Consignes: Recopiez mot pour mot les items, de la ligne contenant « goto-label: 前往 <box>1110 396 1126 405</box> » jusqu'à celle contenant « sidebar-item-label: 订单评价管理 <box>38 », ces deux lignes comprises.

+++

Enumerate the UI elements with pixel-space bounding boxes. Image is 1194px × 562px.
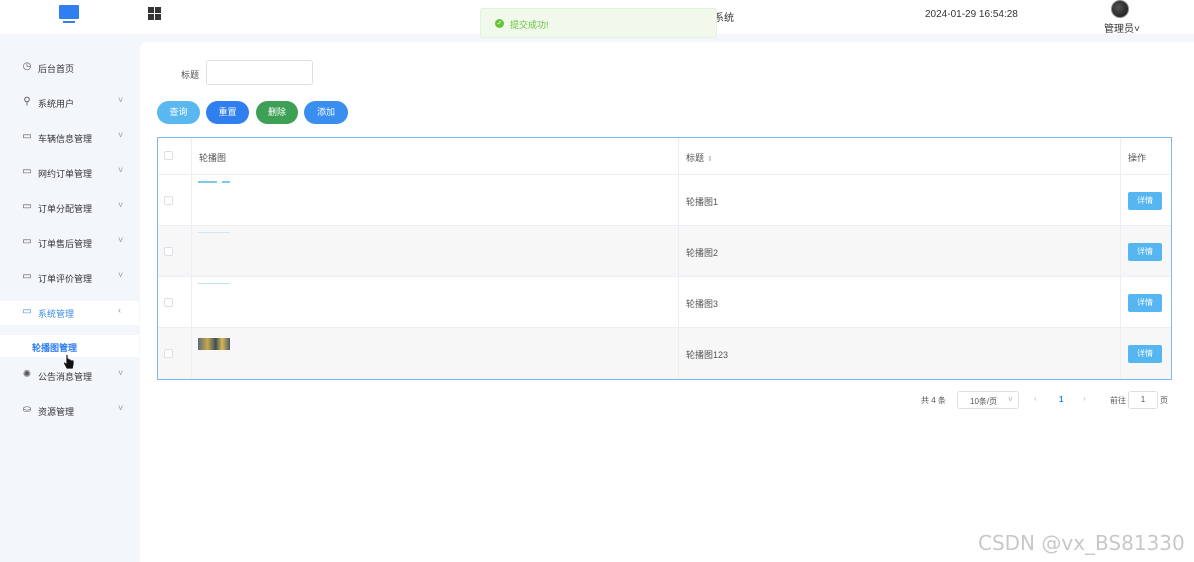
goto-label: 前往 <box>1110 396 1126 405</box>
add-button[interactable]: 添加 <box>304 101 348 124</box>
sidebar-item-system-users[interactable]: ⚲ 系统用户 ˅ <box>0 91 139 115</box>
chevron-down-icon: ˅ <box>1008 395 1013 404</box>
detail-button[interactable]: 详情 <box>1128 243 1162 261</box>
folder-icon: ▭ <box>22 306 32 317</box>
user-icon: ⚲ <box>23 96 31 107</box>
sidebar-item-resources[interactable]: ⛀ 资源管理 ˅ <box>0 399 139 423</box>
select-all-checkbox[interactable] <box>164 151 173 160</box>
sidebar-item-label: 资源管理 <box>38 407 75 417</box>
sidebar-item-after-sales[interactable]: ▭ 订单售后管理 ˅ <box>0 231 139 255</box>
detail-button[interactable]: 详情 <box>1128 294 1162 312</box>
column-header-title[interactable]: 标题 ⇕ <box>686 151 713 164</box>
goto-page-input[interactable]: 1 <box>1128 391 1158 409</box>
sidebar-item-label: 系统管理 <box>38 309 75 319</box>
chevron-left-icon: ‹ <box>118 305 121 315</box>
monitor-logo-icon[interactable] <box>58 5 80 24</box>
carousel-thumbnail[interactable] <box>198 181 230 183</box>
sort-icon[interactable]: ⇕ <box>707 156 713 163</box>
sidebar-item-vehicle-info[interactable]: ▭ 车辆信息管理 ˅ <box>0 126 139 150</box>
card-icon: ▭ <box>22 166 32 177</box>
sidebar-item-label: 订单评价管理 <box>38 274 93 284</box>
sparkle-icon: ✺ <box>22 369 32 380</box>
card-icon: ▭ <box>22 271 32 282</box>
current-datetime: 2024-01-29 16:54:28 <box>925 9 1018 20</box>
page-size-value: 10条/页 <box>970 397 998 406</box>
sidebar-item-order-assign[interactable]: ▭ 订单分配管理 ˅ <box>0 196 139 220</box>
sidebar-item-ride-orders[interactable]: ▭ 网约订单管理 ˅ <box>0 161 139 185</box>
check-circle-icon: ✓ <box>495 19 504 28</box>
chevron-down-icon: ˅ <box>118 130 124 140</box>
clock-icon: ◷ <box>22 61 32 72</box>
table-row: 轮播图3 详情 <box>158 277 1171 328</box>
sidebar-item-system-management[interactable]: ▭ 系统管理 ‹ <box>0 301 139 325</box>
reset-button[interactable]: 重置 <box>206 101 249 124</box>
page-number[interactable]: 1 <box>1059 395 1063 413</box>
row-checkbox[interactable] <box>164 349 173 358</box>
table-header: 轮播图 标题 ⇕ 操作 <box>158 138 1171 175</box>
sidebar-item-label: 网约订单管理 <box>38 169 93 179</box>
system-title: 系统 <box>714 13 734 24</box>
success-toast: ✓ 提交成功! <box>480 8 717 38</box>
sidebar-subitem-label: 轮播图管理 <box>32 343 78 353</box>
card-icon: ▭ <box>22 201 32 212</box>
chevron-down-icon: ˅ <box>118 95 124 105</box>
column-header-image: 轮播图 <box>199 153 227 163</box>
sidebar-item-order-reviews[interactable]: ▭ 订单评价管理 ˅ <box>0 266 139 290</box>
sidebar-item-label: 公告消息管理 <box>38 372 93 382</box>
chevron-down-icon: ˅ <box>118 270 124 280</box>
row-title: 轮播图3 <box>686 299 719 309</box>
detail-button[interactable]: 详情 <box>1128 192 1162 210</box>
sidebar-item-label: 订单分配管理 <box>38 204 93 214</box>
menu-grid-icon[interactable] <box>148 7 161 20</box>
toast-message: 提交成功! <box>510 20 549 30</box>
page-size-select[interactable]: 10条/页 ˅ <box>957 391 1019 409</box>
sidebar-item-label: 车辆信息管理 <box>38 134 93 144</box>
chevron-down-icon: ˅ <box>118 403 124 413</box>
carousel-thumbnail[interactable] <box>198 338 230 350</box>
row-title: 轮播图2 <box>686 248 719 258</box>
row-checkbox[interactable] <box>164 298 173 307</box>
user-menu[interactable]: 管理员˅ <box>1104 20 1140 35</box>
row-checkbox[interactable] <box>164 196 173 205</box>
carousel-thumbnail[interactable] <box>198 283 230 284</box>
data-table: 轮播图 标题 ⇕ 操作 轮播图1 详情 轮播图2 详情 轮播图3 详情 轮播图12… <box>157 137 1172 380</box>
query-button[interactable]: 查询 <box>157 101 200 124</box>
next-page-icon[interactable]: › <box>1083 394 1086 412</box>
user-avatar[interactable] <box>1111 0 1129 18</box>
chevron-down-icon: ˅ <box>1134 24 1140 35</box>
user-name: 管理员 <box>1104 24 1134 35</box>
row-title: 轮播图123 <box>686 350 729 360</box>
column-header-title-text: 标题 <box>686 153 705 163</box>
card-icon: ▭ <box>22 131 32 142</box>
title-search-input[interactable] <box>206 60 313 85</box>
chevron-down-icon: ˅ <box>118 165 124 175</box>
goto-unit: 页 <box>1160 396 1168 405</box>
sidebar-item-label: 后台首页 <box>38 64 75 74</box>
watermark: CSDN @vx_BS81330 <box>978 531 1185 555</box>
database-icon: ⛀ <box>22 404 32 415</box>
carousel-thumbnail[interactable] <box>198 232 230 233</box>
prev-page-icon[interactable]: ‹ <box>1034 394 1037 412</box>
search-label: 标题 <box>181 70 200 80</box>
sidebar-item-label: 订单售后管理 <box>38 239 93 249</box>
sidebar-item-announcements[interactable]: ✺ 公告消息管理 ˅ <box>0 364 139 388</box>
table-row: 轮播图1 详情 <box>158 175 1171 226</box>
table-row: 轮播图2 详情 <box>158 226 1171 277</box>
pagination-total: 共 4 条 <box>921 396 946 405</box>
card-icon: ▭ <box>22 236 32 247</box>
row-title: 轮播图1 <box>686 197 719 207</box>
sidebar-item-home[interactable]: ◷ 后台首页 <box>0 56 139 80</box>
table-row: 轮播图123 详情 <box>158 328 1171 379</box>
row-checkbox[interactable] <box>164 247 173 256</box>
detail-button[interactable]: 详情 <box>1128 345 1162 363</box>
chevron-down-icon: ˅ <box>118 235 124 245</box>
chevron-down-icon: ˅ <box>118 200 124 210</box>
delete-button[interactable]: 删除 <box>256 101 298 124</box>
sidebar-item-label: 系统用户 <box>38 99 75 109</box>
column-header-actions: 操作 <box>1128 153 1147 163</box>
chevron-down-icon: ˅ <box>118 368 124 378</box>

+++

Réponse:
goto-label: 前往 <box>1110 396 1126 405</box>
add-button[interactable]: 添加 <box>304 101 348 124</box>
sidebar-item-system-users[interactable]: ⚲ 系统用户 ˅ <box>0 91 139 115</box>
chevron-down-icon: ˅ <box>1008 395 1013 404</box>
detail-button[interactable]: 详情 <box>1128 243 1162 261</box>
folder-icon: ▭ <box>22 306 32 317</box>
user-icon: ⚲ <box>23 96 31 107</box>
sidebar-item-resources[interactable]: ⛀ 资源管理 ˅ <box>0 399 139 423</box>
select-all-checkbox[interactable] <box>164 151 173 160</box>
sidebar-item-label: 资源管理 <box>38 407 75 417</box>
sidebar-item-after-sales[interactable]: ▭ 订单售后管理 ˅ <box>0 231 139 255</box>
detail-button[interactable]: 详情 <box>1128 294 1162 312</box>
column-header-title[interactable]: 标题 ⇕ <box>686 151 713 164</box>
goto-page-input[interactable]: 1 <box>1128 391 1158 409</box>
sidebar-item-label: 系统管理 <box>38 309 75 319</box>
chevron-left-icon: ‹ <box>118 305 121 315</box>
monitor-logo-icon[interactable] <box>58 5 80 24</box>
carousel-thumbnail[interactable] <box>198 181 230 183</box>
sort-icon[interactable]: ⇕ <box>707 156 713 163</box>
sidebar-item-vehicle-info[interactable]: ▭ 车辆信息管理 ˅ <box>0 126 139 150</box>
card-icon: ▭ <box>22 166 32 177</box>
sidebar-item-label: 订单评价管理 <box>38 274 93 284</box>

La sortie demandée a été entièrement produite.